→ GIVEN TASK: Extract every record, exactly as written, and ignore the pictures.

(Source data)
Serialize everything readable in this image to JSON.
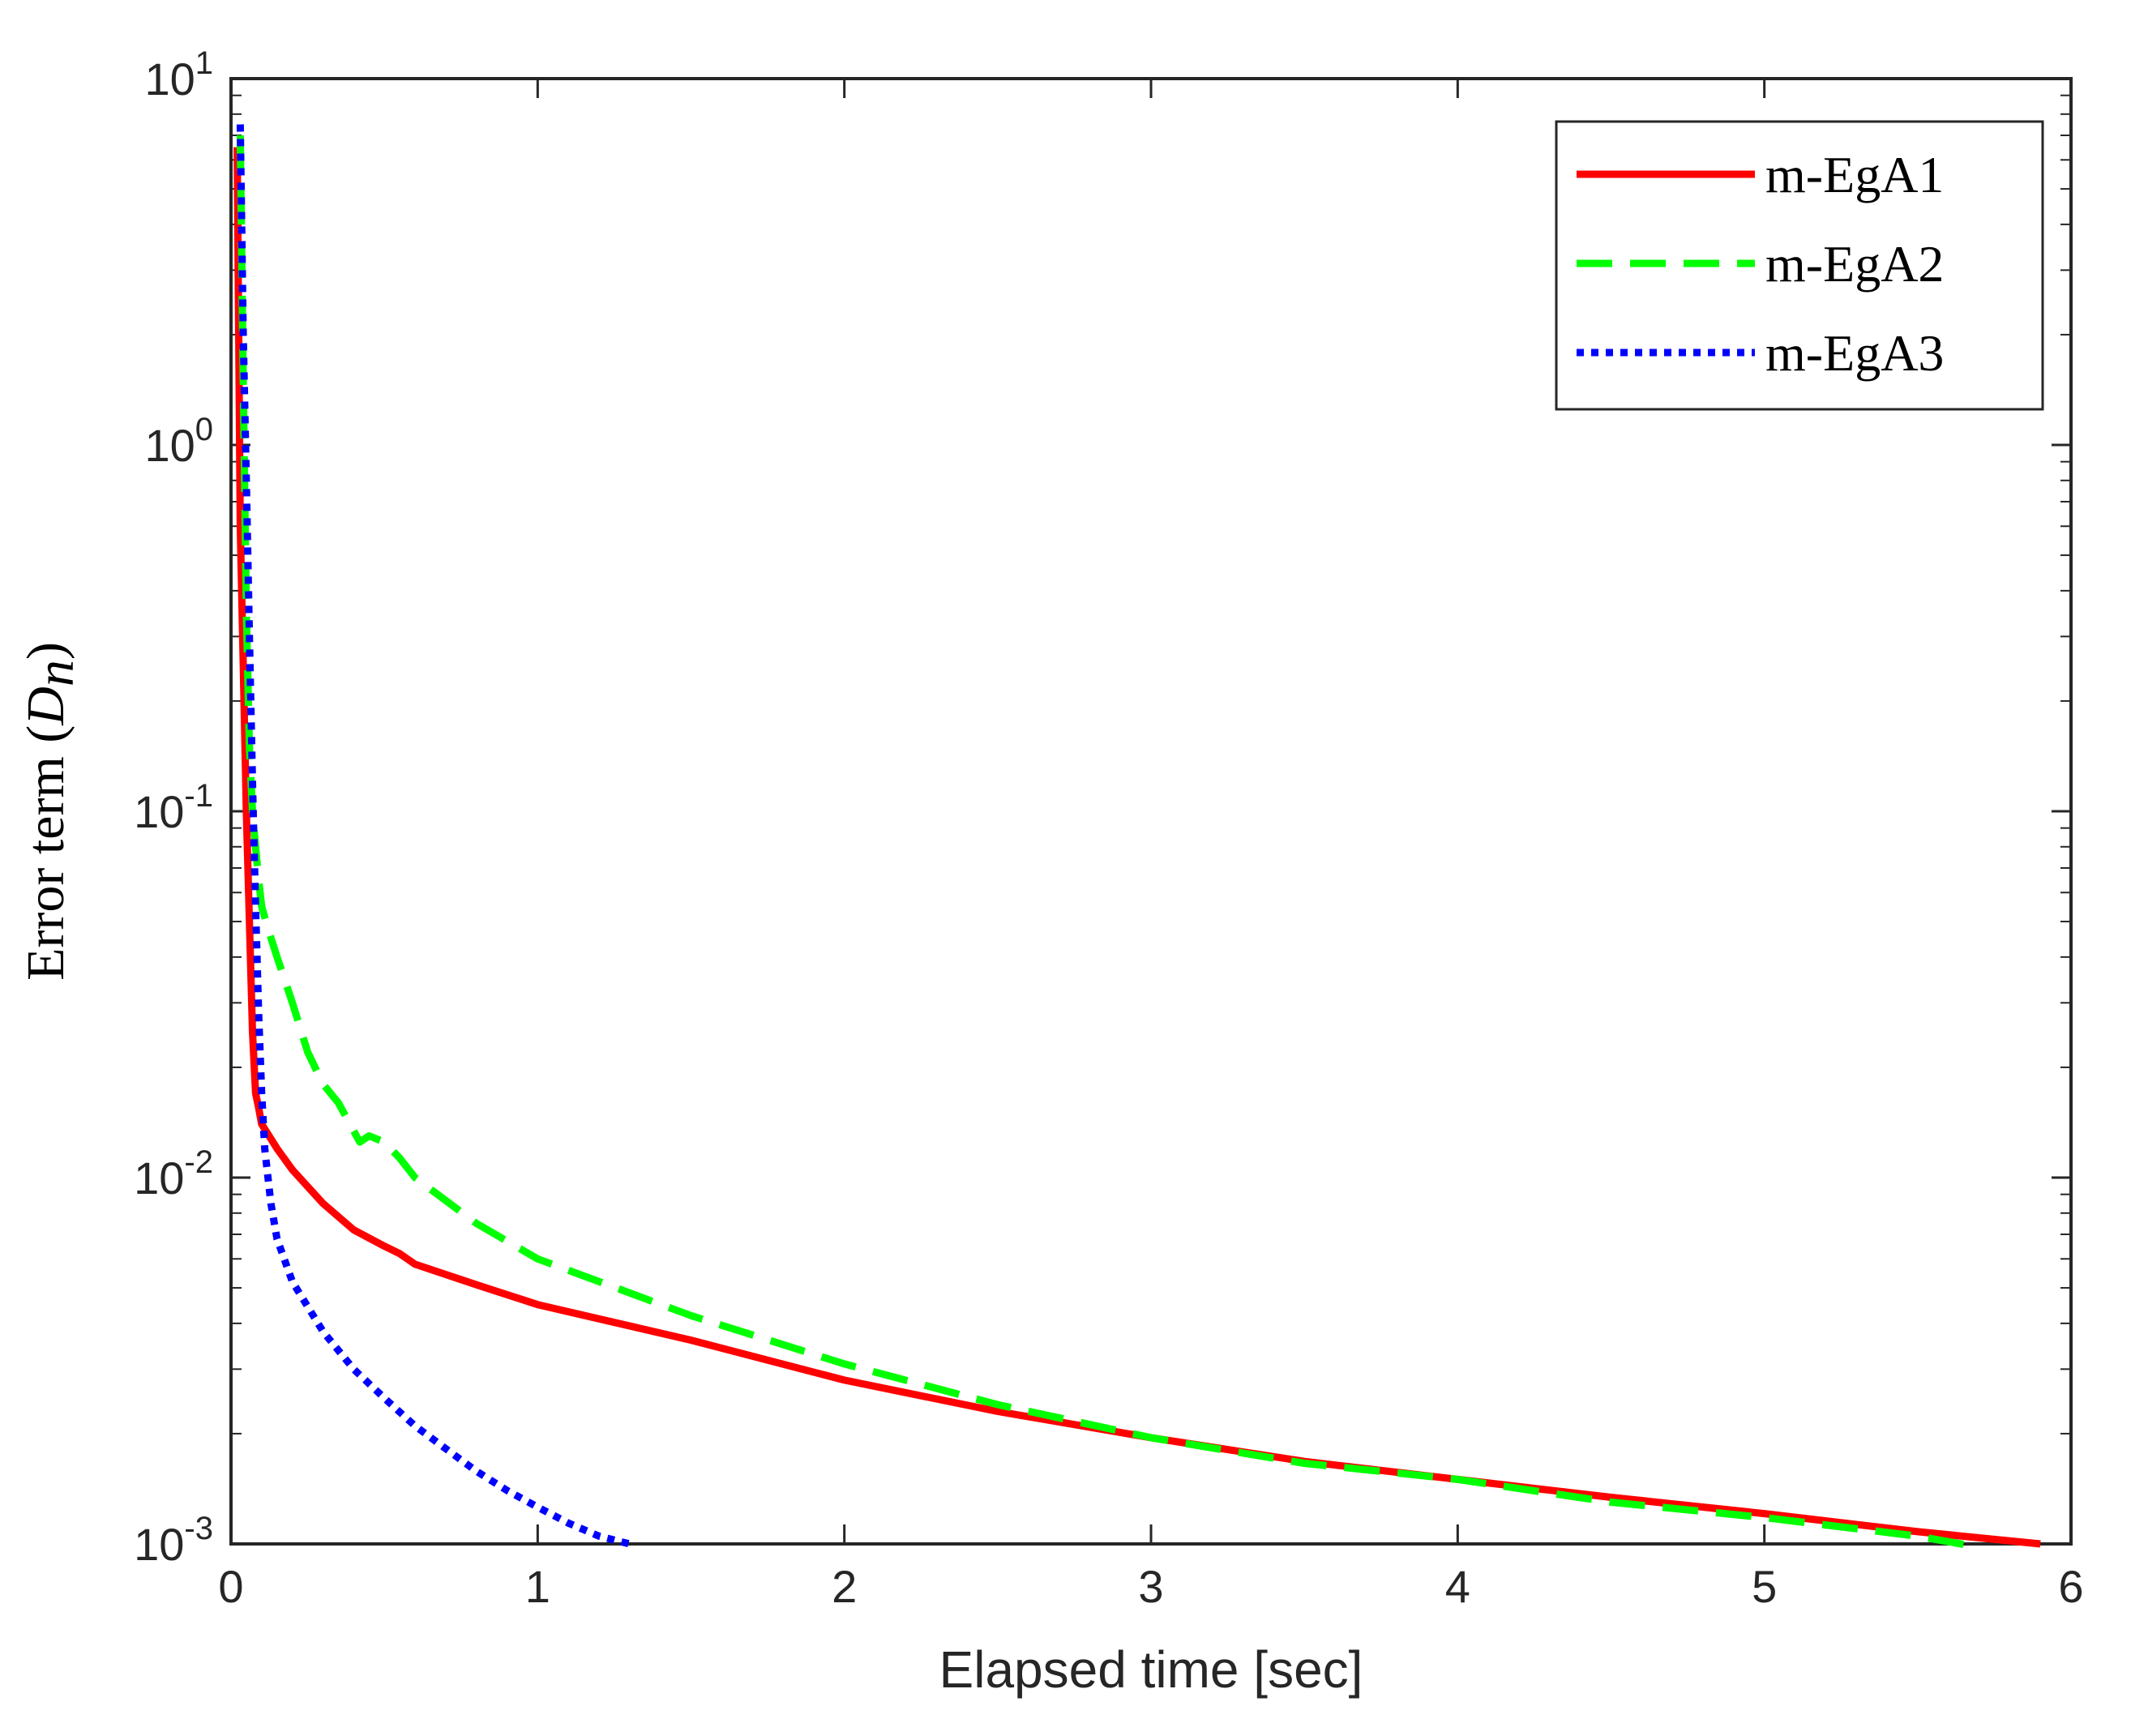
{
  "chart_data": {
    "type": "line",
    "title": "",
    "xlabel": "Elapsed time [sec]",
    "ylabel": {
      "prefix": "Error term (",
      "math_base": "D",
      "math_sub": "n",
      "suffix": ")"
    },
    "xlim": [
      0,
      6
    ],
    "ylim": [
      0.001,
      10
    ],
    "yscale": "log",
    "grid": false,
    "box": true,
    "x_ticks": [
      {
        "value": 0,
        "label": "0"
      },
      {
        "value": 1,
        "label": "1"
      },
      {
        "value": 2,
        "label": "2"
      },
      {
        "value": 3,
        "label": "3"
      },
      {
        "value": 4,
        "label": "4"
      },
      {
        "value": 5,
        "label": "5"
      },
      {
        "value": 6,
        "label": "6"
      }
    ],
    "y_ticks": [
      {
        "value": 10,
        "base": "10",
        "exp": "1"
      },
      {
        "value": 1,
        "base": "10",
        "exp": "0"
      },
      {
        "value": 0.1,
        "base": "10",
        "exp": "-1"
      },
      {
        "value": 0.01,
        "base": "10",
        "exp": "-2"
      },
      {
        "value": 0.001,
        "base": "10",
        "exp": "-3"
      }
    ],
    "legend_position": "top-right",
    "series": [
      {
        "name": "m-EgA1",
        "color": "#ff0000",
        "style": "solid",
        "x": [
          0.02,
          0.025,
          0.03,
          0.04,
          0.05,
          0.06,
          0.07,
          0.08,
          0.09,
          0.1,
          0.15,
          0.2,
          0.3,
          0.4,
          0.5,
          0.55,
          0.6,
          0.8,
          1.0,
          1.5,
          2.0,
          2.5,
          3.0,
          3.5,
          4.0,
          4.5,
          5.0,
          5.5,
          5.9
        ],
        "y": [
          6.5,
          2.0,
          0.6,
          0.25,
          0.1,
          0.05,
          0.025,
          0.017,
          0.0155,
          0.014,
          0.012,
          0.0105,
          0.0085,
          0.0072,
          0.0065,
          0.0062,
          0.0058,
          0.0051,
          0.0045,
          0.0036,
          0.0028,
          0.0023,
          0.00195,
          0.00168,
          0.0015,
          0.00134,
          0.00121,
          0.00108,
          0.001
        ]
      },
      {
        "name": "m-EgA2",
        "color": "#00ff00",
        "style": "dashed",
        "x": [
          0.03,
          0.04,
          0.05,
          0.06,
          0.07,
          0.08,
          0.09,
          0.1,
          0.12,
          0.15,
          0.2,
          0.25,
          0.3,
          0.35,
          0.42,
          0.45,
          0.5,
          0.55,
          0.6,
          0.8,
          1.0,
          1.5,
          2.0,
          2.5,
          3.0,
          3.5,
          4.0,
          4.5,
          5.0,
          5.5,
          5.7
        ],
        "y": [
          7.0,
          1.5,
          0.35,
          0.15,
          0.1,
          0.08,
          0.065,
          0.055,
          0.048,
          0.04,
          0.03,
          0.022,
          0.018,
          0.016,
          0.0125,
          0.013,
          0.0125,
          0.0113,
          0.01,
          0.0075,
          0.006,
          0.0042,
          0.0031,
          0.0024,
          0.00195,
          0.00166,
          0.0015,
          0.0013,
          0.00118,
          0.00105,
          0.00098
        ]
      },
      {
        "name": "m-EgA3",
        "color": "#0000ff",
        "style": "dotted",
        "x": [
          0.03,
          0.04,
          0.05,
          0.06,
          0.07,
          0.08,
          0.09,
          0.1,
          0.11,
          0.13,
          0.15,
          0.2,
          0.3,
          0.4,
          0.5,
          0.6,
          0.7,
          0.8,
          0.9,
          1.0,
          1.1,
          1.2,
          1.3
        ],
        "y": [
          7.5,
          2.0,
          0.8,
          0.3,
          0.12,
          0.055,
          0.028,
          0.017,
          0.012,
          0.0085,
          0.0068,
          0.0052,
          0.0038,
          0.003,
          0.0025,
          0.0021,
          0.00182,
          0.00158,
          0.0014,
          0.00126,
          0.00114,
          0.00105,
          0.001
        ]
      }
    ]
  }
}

→ SOLUTION TO THE PROBLEM:
Serialize everything readable in this image to JSON.
{
  "chart_data": {
    "type": "line",
    "title": "",
    "xlabel": "Elapsed time [sec]",
    "ylabel": {
      "prefix": "Error term (",
      "math_base": "D",
      "math_sub": "n",
      "suffix": ")"
    },
    "xlim": [
      0,
      6
    ],
    "ylim": [
      0.001,
      10
    ],
    "yscale": "log",
    "grid": false,
    "box": true,
    "x_ticks": [
      {
        "value": 0,
        "label": "0"
      },
      {
        "value": 1,
        "label": "1"
      },
      {
        "value": 2,
        "label": "2"
      },
      {
        "value": 3,
        "label": "3"
      },
      {
        "value": 4,
        "label": "4"
      },
      {
        "value": 5,
        "label": "5"
      },
      {
        "value": 6,
        "label": "6"
      }
    ],
    "y_ticks": [
      {
        "value": 10,
        "base": "10",
        "exp": "1"
      },
      {
        "value": 1,
        "base": "10",
        "exp": "0"
      },
      {
        "value": 0.1,
        "base": "10",
        "exp": "-1"
      },
      {
        "value": 0.01,
        "base": "10",
        "exp": "-2"
      },
      {
        "value": 0.001,
        "base": "10",
        "exp": "-3"
      }
    ],
    "legend_position": "top-right",
    "series": [
      {
        "name": "m-EgA1",
        "color": "#ff0000",
        "style": "solid",
        "x": [
          0.02,
          0.025,
          0.03,
          0.04,
          0.05,
          0.06,
          0.07,
          0.08,
          0.09,
          0.1,
          0.15,
          0.2,
          0.3,
          0.4,
          0.5,
          0.55,
          0.6,
          0.8,
          1.0,
          1.5,
          2.0,
          2.5,
          3.0,
          3.5,
          4.0,
          4.5,
          5.0,
          5.5,
          5.9
        ],
        "y": [
          6.5,
          2.0,
          0.6,
          0.25,
          0.1,
          0.05,
          0.025,
          0.017,
          0.0155,
          0.014,
          0.012,
          0.0105,
          0.0085,
          0.0072,
          0.0065,
          0.0062,
          0.0058,
          0.0051,
          0.0045,
          0.0036,
          0.0028,
          0.0023,
          0.00195,
          0.00168,
          0.0015,
          0.00134,
          0.00121,
          0.00108,
          0.001
        ]
      },
      {
        "name": "m-EgA2",
        "color": "#00ff00",
        "style": "dashed",
        "x": [
          0.03,
          0.04,
          0.05,
          0.06,
          0.07,
          0.08,
          0.09,
          0.1,
          0.12,
          0.15,
          0.2,
          0.25,
          0.3,
          0.35,
          0.42,
          0.45,
          0.5,
          0.55,
          0.6,
          0.8,
          1.0,
          1.5,
          2.0,
          2.5,
          3.0,
          3.5,
          4.0,
          4.5,
          5.0,
          5.5,
          5.7
        ],
        "y": [
          7.0,
          1.5,
          0.35,
          0.15,
          0.1,
          0.08,
          0.065,
          0.055,
          0.048,
          0.04,
          0.03,
          0.022,
          0.018,
          0.016,
          0.0125,
          0.013,
          0.0125,
          0.0113,
          0.01,
          0.0075,
          0.006,
          0.0042,
          0.0031,
          0.0024,
          0.00195,
          0.00166,
          0.0015,
          0.0013,
          0.00118,
          0.00105,
          0.00098
        ]
      },
      {
        "name": "m-EgA3",
        "color": "#0000ff",
        "style": "dotted",
        "x": [
          0.03,
          0.04,
          0.05,
          0.06,
          0.07,
          0.08,
          0.09,
          0.1,
          0.11,
          0.13,
          0.15,
          0.2,
          0.3,
          0.4,
          0.5,
          0.6,
          0.7,
          0.8,
          0.9,
          1.0,
          1.1,
          1.2,
          1.3
        ],
        "y": [
          7.5,
          2.0,
          0.8,
          0.3,
          0.12,
          0.055,
          0.028,
          0.017,
          0.012,
          0.0085,
          0.0068,
          0.0052,
          0.0038,
          0.003,
          0.0025,
          0.0021,
          0.00182,
          0.00158,
          0.0014,
          0.00126,
          0.00114,
          0.00105,
          0.001
        ]
      }
    ]
  }
}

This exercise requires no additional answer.